THE PROBLEM
Reproduce each line from the records that holds "temporary".

ITEMS
•••
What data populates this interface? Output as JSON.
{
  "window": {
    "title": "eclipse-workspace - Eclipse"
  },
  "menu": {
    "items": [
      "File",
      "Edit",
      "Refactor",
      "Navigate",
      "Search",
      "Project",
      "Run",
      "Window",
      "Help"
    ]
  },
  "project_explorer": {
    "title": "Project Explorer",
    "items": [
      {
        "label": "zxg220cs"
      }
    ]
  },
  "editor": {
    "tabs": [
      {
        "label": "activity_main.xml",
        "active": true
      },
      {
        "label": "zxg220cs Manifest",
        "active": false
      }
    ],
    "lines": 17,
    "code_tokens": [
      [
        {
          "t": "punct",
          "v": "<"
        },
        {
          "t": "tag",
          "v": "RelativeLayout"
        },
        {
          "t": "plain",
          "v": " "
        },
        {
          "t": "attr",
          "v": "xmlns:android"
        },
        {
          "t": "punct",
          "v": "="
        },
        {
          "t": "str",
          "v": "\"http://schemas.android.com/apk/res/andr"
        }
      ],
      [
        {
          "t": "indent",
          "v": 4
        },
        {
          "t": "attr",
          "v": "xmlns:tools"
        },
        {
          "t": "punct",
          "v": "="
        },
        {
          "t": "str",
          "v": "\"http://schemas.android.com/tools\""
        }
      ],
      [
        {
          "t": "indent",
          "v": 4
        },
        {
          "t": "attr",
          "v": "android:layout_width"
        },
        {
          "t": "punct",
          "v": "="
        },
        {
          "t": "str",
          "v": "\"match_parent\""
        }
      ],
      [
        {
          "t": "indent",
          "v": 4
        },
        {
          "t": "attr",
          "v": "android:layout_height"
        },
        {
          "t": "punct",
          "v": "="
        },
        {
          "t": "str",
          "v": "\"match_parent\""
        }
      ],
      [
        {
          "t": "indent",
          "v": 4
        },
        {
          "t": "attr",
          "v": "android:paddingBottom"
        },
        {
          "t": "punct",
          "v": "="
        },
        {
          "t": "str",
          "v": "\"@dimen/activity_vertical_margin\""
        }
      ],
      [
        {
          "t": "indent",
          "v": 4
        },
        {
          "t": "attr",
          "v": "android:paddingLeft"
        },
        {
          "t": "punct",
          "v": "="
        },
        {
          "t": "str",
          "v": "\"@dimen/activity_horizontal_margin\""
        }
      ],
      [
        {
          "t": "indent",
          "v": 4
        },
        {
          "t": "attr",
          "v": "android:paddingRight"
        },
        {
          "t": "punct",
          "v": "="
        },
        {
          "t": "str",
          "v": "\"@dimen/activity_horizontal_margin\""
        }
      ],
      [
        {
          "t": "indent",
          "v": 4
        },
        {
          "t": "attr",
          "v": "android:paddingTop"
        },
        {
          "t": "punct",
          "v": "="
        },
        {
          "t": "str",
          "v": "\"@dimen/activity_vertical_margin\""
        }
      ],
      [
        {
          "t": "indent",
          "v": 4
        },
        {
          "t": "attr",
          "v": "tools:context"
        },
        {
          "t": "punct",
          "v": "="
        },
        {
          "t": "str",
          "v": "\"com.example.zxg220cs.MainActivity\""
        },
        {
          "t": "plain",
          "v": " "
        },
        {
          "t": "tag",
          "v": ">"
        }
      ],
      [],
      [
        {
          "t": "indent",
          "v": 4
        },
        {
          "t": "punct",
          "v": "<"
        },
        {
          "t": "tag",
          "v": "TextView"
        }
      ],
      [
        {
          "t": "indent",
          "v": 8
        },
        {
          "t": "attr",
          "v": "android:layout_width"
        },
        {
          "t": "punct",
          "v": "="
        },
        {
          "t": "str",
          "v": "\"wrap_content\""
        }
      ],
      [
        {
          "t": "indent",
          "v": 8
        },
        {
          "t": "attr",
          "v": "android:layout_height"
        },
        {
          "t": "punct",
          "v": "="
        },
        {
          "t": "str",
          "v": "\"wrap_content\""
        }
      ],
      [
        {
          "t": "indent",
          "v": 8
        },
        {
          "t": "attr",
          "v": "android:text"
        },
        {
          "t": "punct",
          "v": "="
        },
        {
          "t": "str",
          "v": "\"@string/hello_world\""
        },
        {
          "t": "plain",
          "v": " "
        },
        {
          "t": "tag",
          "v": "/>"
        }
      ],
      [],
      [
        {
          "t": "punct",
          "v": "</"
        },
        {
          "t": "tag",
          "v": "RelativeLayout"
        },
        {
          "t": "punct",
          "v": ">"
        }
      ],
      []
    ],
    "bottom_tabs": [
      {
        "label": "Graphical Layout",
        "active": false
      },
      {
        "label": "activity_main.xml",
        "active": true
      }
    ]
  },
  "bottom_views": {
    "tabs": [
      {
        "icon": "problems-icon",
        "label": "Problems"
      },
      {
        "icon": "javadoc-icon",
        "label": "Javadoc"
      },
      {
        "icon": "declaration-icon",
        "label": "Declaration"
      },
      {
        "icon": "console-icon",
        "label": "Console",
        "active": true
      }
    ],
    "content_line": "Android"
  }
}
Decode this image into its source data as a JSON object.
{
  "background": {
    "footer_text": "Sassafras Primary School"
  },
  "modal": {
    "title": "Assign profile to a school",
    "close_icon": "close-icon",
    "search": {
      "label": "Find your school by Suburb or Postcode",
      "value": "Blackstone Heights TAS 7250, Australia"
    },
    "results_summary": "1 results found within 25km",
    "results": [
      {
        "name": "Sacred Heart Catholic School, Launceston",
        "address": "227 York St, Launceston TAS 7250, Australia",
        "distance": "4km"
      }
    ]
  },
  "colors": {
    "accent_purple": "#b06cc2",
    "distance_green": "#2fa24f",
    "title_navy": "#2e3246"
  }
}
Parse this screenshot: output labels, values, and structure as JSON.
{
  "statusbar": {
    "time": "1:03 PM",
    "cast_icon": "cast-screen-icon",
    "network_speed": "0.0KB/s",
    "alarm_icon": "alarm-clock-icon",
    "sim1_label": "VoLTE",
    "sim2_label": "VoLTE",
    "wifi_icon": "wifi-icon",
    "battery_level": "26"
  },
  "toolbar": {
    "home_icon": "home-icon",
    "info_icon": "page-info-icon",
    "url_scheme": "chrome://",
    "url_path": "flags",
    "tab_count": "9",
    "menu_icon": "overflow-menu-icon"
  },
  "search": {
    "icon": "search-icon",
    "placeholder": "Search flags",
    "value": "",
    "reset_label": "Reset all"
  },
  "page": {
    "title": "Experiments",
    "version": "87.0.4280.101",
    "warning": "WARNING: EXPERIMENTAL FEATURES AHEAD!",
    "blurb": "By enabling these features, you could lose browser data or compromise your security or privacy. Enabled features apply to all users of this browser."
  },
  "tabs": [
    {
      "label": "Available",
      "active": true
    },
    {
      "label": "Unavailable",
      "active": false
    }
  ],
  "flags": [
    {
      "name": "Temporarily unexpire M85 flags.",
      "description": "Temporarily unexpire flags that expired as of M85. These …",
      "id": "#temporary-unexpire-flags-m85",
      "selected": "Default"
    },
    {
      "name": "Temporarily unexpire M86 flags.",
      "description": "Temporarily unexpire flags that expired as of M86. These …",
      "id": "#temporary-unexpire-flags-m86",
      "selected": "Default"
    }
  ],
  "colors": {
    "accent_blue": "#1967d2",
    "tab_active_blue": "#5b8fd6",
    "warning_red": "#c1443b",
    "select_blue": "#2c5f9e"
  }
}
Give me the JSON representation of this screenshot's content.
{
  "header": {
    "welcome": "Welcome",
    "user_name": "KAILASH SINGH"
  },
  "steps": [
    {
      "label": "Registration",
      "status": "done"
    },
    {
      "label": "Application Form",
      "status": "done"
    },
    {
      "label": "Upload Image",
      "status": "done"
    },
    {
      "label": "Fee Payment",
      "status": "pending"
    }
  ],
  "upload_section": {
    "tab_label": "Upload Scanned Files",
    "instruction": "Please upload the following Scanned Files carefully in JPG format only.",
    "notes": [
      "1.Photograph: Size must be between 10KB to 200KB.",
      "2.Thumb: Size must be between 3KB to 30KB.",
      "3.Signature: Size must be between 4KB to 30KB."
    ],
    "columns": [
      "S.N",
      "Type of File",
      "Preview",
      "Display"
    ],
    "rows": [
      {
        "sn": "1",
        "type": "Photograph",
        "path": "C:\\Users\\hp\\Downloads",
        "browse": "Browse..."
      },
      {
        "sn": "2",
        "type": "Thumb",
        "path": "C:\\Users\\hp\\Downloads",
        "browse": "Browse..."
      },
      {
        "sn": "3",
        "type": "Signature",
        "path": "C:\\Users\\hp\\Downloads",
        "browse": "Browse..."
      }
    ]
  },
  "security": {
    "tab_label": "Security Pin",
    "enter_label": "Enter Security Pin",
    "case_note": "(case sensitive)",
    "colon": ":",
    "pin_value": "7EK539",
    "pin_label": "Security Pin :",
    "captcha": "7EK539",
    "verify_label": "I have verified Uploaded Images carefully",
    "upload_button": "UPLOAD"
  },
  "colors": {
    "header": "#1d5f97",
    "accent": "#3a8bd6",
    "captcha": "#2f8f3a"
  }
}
•••
COMPLETE RESPONSE
      "id": "#temporary-unexpire-flags-m85",
      "id": "#temporary-unexpire-flags-m86",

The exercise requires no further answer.